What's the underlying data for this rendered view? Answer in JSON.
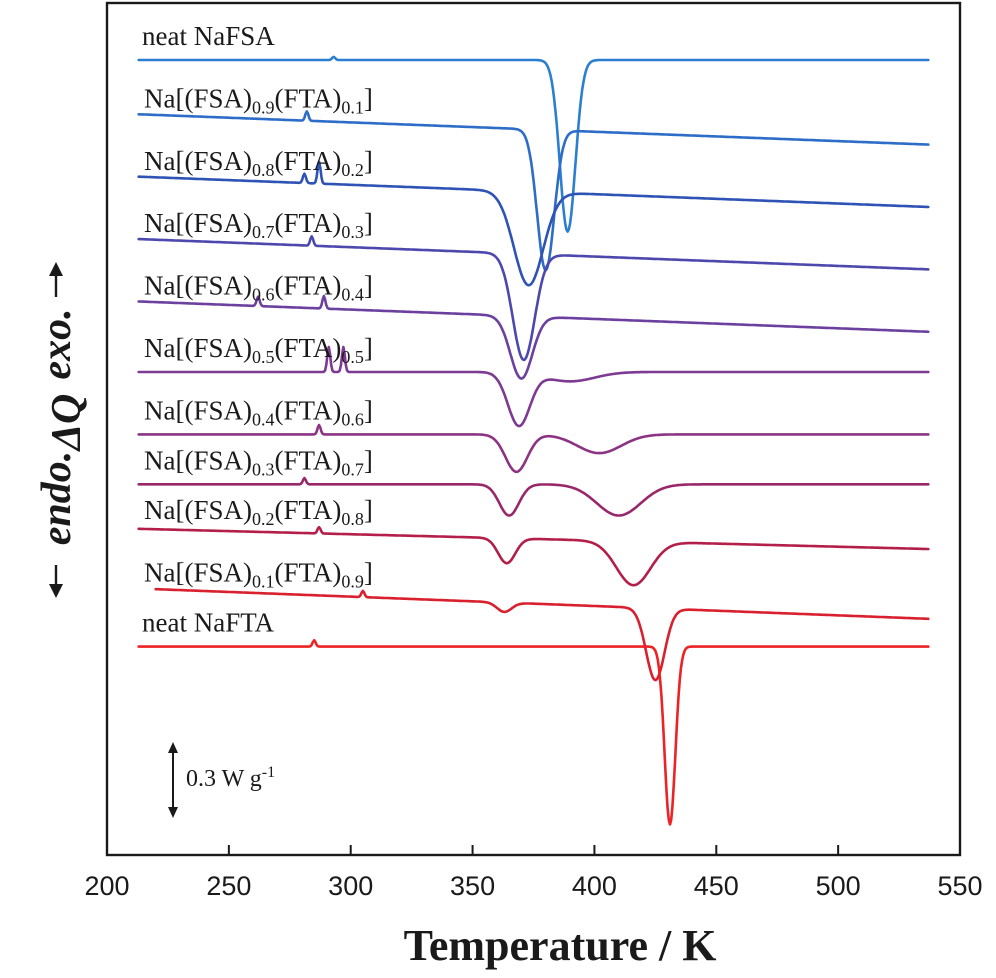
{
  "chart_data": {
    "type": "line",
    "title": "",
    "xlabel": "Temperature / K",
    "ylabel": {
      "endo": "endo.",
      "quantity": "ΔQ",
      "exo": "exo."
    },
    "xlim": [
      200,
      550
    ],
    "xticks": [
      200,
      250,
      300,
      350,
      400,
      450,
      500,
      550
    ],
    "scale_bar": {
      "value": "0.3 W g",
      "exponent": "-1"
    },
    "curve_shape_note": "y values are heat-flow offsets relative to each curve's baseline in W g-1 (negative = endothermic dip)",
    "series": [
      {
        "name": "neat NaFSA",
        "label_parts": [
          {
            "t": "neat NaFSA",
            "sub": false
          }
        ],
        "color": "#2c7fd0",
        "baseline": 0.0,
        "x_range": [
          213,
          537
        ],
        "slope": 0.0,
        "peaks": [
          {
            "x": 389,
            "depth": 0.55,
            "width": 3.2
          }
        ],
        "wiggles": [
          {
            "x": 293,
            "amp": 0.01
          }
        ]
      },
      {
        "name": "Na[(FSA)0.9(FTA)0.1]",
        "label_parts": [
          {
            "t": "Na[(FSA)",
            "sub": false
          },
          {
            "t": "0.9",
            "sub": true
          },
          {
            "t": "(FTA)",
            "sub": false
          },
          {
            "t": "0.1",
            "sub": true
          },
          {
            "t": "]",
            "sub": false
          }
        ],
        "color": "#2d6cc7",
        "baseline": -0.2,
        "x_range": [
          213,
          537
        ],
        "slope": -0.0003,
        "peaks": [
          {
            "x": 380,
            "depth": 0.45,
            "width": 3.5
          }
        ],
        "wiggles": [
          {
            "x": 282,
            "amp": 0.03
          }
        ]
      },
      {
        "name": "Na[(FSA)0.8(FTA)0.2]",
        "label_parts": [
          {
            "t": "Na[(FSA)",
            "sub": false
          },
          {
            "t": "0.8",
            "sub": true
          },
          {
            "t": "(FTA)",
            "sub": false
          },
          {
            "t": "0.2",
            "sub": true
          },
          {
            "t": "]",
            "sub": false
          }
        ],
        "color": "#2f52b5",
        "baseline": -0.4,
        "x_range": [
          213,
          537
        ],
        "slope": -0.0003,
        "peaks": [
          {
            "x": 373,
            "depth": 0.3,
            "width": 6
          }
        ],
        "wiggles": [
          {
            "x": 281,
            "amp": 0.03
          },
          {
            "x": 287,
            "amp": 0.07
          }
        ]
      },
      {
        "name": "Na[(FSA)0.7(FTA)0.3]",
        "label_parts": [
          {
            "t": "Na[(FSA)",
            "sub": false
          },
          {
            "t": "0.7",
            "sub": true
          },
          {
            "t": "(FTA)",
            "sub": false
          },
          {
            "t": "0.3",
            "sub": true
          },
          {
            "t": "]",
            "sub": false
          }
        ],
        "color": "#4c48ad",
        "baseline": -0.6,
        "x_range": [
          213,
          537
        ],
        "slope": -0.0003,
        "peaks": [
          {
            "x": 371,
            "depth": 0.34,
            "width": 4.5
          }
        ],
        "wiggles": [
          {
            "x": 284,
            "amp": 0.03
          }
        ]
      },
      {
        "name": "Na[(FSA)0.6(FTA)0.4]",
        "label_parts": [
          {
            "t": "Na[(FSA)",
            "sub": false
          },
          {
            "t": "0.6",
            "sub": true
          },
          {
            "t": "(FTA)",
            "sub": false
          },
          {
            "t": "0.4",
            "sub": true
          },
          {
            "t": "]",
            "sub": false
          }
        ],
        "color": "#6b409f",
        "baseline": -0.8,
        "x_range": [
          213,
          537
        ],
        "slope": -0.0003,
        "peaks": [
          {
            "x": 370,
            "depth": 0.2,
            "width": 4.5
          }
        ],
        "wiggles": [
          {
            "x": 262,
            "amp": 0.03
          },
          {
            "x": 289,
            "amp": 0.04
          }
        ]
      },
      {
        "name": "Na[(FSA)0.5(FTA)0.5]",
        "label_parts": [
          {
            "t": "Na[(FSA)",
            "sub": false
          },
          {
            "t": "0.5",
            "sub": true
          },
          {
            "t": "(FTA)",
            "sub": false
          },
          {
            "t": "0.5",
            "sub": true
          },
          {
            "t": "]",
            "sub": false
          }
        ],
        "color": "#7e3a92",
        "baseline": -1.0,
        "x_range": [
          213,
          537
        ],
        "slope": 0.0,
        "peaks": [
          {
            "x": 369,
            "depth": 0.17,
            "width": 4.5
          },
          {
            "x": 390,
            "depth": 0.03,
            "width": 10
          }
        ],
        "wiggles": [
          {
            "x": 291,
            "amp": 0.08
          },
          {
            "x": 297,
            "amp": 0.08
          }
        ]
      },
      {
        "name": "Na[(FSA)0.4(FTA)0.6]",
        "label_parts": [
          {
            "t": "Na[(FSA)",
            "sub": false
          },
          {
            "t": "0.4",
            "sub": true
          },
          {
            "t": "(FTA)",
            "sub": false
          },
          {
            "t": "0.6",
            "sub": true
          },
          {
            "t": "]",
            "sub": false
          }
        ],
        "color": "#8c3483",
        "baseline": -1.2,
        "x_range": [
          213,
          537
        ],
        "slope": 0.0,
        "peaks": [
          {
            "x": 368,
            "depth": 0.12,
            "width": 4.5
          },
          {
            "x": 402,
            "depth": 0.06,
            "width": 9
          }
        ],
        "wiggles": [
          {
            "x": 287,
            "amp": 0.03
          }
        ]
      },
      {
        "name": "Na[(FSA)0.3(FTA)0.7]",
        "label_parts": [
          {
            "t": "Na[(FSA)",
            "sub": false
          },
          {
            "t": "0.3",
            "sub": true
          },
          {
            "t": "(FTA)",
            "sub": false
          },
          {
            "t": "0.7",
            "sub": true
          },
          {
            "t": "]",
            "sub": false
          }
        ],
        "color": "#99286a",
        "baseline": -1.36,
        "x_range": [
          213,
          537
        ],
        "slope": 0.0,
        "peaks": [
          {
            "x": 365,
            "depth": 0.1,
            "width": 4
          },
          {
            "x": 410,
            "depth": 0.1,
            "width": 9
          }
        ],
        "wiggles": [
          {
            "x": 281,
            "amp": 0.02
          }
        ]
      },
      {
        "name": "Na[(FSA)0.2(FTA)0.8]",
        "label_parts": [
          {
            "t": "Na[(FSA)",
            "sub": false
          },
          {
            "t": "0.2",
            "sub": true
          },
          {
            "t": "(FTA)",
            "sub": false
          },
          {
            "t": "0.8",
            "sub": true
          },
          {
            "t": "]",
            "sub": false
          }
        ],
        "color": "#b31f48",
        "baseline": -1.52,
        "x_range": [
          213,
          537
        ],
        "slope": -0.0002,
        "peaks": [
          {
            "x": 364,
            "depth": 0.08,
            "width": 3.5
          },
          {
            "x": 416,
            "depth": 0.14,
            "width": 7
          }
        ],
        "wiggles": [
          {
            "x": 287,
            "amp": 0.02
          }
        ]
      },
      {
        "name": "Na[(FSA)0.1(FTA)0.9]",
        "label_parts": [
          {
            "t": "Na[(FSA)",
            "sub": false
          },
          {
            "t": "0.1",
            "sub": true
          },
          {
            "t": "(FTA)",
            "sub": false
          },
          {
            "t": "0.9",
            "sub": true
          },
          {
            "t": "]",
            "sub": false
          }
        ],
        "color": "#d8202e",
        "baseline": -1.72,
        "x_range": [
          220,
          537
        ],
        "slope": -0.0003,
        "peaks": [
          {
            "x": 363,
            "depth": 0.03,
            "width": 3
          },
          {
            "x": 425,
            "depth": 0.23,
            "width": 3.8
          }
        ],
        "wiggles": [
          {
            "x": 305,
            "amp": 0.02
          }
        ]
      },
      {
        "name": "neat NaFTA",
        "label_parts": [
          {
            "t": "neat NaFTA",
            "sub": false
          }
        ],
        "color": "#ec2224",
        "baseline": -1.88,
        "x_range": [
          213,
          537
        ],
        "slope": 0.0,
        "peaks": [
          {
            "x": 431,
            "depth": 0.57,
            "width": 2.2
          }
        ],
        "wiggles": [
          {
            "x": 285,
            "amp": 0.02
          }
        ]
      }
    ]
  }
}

===

## [INSTRUCTIONS FOR THE TASK]
Collect from the data above every line that includes "name".

## [THE REPLY]
        "name": "neat NaFSA",
        "name": "Na[(FSA)0.9(FTA)0.1]",
        "name": "Na[(FSA)0.8(FTA)0.2]",
        "name": "Na[(FSA)0.7(FTA)0.3]",
        "name": "Na[(FSA)0.6(FTA)0.4]",
        "name": "Na[(FSA)0.5(FTA)0.5]",
        "name": "Na[(FSA)0.4(FTA)0.6]",
        "name": "Na[(FSA)0.3(FTA)0.7]",
        "name": "Na[(FSA)0.2(FTA)0.8]",
        "name": "Na[(FSA)0.1(FTA)0.9]",
        "name": "neat NaFTA",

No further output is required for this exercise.